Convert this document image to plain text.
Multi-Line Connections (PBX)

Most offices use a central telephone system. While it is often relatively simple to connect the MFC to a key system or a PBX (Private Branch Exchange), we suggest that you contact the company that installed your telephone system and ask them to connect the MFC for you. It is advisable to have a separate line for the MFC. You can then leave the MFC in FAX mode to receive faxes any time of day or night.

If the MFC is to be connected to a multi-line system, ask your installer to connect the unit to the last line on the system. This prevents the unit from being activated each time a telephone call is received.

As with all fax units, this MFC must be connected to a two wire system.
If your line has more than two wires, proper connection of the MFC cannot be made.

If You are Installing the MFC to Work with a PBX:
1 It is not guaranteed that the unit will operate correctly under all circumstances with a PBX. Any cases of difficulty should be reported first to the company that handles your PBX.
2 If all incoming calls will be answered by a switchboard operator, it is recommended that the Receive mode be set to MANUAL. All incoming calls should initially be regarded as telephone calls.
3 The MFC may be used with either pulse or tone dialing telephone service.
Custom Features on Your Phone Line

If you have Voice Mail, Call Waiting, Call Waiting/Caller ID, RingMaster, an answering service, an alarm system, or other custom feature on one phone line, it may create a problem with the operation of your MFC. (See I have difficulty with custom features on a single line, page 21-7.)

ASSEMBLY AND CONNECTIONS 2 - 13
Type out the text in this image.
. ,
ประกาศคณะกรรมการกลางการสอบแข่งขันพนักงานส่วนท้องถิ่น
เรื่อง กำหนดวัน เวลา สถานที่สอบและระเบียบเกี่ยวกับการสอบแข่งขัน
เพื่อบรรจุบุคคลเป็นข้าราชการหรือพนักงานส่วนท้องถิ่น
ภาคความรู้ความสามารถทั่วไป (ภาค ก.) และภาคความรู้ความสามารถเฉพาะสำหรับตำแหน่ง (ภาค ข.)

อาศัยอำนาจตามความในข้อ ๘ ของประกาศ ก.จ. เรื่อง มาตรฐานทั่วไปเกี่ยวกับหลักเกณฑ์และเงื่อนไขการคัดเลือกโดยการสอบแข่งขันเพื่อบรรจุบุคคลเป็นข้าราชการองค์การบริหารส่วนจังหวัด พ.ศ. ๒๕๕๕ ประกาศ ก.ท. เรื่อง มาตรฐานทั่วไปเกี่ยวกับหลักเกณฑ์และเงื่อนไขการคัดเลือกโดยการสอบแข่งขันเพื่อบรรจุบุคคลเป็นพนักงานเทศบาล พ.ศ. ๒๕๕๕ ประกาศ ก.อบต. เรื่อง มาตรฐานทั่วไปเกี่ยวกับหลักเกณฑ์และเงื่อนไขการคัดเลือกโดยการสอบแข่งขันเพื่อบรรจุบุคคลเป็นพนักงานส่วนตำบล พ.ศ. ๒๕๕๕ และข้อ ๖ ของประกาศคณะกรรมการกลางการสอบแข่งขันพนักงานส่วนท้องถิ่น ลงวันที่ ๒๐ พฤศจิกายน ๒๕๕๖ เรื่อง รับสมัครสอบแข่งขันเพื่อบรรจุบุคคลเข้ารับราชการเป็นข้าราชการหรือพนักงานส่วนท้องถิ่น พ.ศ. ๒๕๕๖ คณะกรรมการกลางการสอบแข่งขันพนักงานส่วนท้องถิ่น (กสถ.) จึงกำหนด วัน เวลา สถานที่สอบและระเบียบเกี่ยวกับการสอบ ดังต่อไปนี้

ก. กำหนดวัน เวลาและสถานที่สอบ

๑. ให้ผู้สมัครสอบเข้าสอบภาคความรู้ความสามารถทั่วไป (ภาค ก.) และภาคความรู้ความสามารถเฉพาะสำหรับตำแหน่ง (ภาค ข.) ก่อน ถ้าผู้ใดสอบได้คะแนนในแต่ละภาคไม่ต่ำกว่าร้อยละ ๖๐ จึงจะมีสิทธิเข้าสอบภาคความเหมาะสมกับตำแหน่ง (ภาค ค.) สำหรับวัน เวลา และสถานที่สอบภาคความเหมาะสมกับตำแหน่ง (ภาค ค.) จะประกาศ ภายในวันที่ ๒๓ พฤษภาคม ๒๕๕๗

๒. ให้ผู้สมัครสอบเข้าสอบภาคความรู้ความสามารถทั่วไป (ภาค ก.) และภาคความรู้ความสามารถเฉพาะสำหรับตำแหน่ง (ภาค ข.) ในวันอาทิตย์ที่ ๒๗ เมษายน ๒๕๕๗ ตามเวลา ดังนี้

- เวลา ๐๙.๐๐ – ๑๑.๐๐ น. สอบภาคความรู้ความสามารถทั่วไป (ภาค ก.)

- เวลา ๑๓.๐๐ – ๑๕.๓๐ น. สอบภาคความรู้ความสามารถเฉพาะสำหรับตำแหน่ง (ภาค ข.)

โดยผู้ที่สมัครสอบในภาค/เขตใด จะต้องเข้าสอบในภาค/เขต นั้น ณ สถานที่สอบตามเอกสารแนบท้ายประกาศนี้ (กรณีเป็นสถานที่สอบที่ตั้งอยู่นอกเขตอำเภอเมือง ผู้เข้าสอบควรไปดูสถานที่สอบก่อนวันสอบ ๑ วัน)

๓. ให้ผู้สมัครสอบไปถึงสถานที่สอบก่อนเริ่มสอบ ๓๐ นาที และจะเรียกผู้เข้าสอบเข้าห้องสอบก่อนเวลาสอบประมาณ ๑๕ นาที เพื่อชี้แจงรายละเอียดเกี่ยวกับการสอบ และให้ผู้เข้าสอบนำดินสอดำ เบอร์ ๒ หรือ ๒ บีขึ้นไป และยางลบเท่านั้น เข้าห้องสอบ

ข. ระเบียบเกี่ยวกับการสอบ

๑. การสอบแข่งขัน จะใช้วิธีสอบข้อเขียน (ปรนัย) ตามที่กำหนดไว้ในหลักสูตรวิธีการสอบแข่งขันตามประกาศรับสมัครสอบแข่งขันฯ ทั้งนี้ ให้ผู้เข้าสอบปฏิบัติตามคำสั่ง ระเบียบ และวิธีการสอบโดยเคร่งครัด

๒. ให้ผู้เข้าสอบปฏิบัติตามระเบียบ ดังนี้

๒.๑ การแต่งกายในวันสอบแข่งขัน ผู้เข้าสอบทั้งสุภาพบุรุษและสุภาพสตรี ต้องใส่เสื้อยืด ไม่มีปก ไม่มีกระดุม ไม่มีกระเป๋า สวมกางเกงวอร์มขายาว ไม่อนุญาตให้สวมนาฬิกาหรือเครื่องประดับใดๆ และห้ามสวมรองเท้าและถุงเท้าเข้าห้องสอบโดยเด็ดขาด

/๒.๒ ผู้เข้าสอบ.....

____

* What to do:
From the data above, pick out each line containing "time" and copy it.

* Answer to the problem:
Most offices use a central telephone system. While it is often relatively simple to connect the MFC to a key system or a PBX (Private Branch Exchange), we suggest that you contact the company that installed your telephone system and ask them to connect the MFC for you. It is advisable to have a separate line for the MFC. You can then leave the MFC in FAX mode to receive faxes any time of day or night.
If the MFC is to be connected to a multi-line system, ask your installer to connect the unit to the last line on the system. This prevents the unit from being activated each time a telephone call is received.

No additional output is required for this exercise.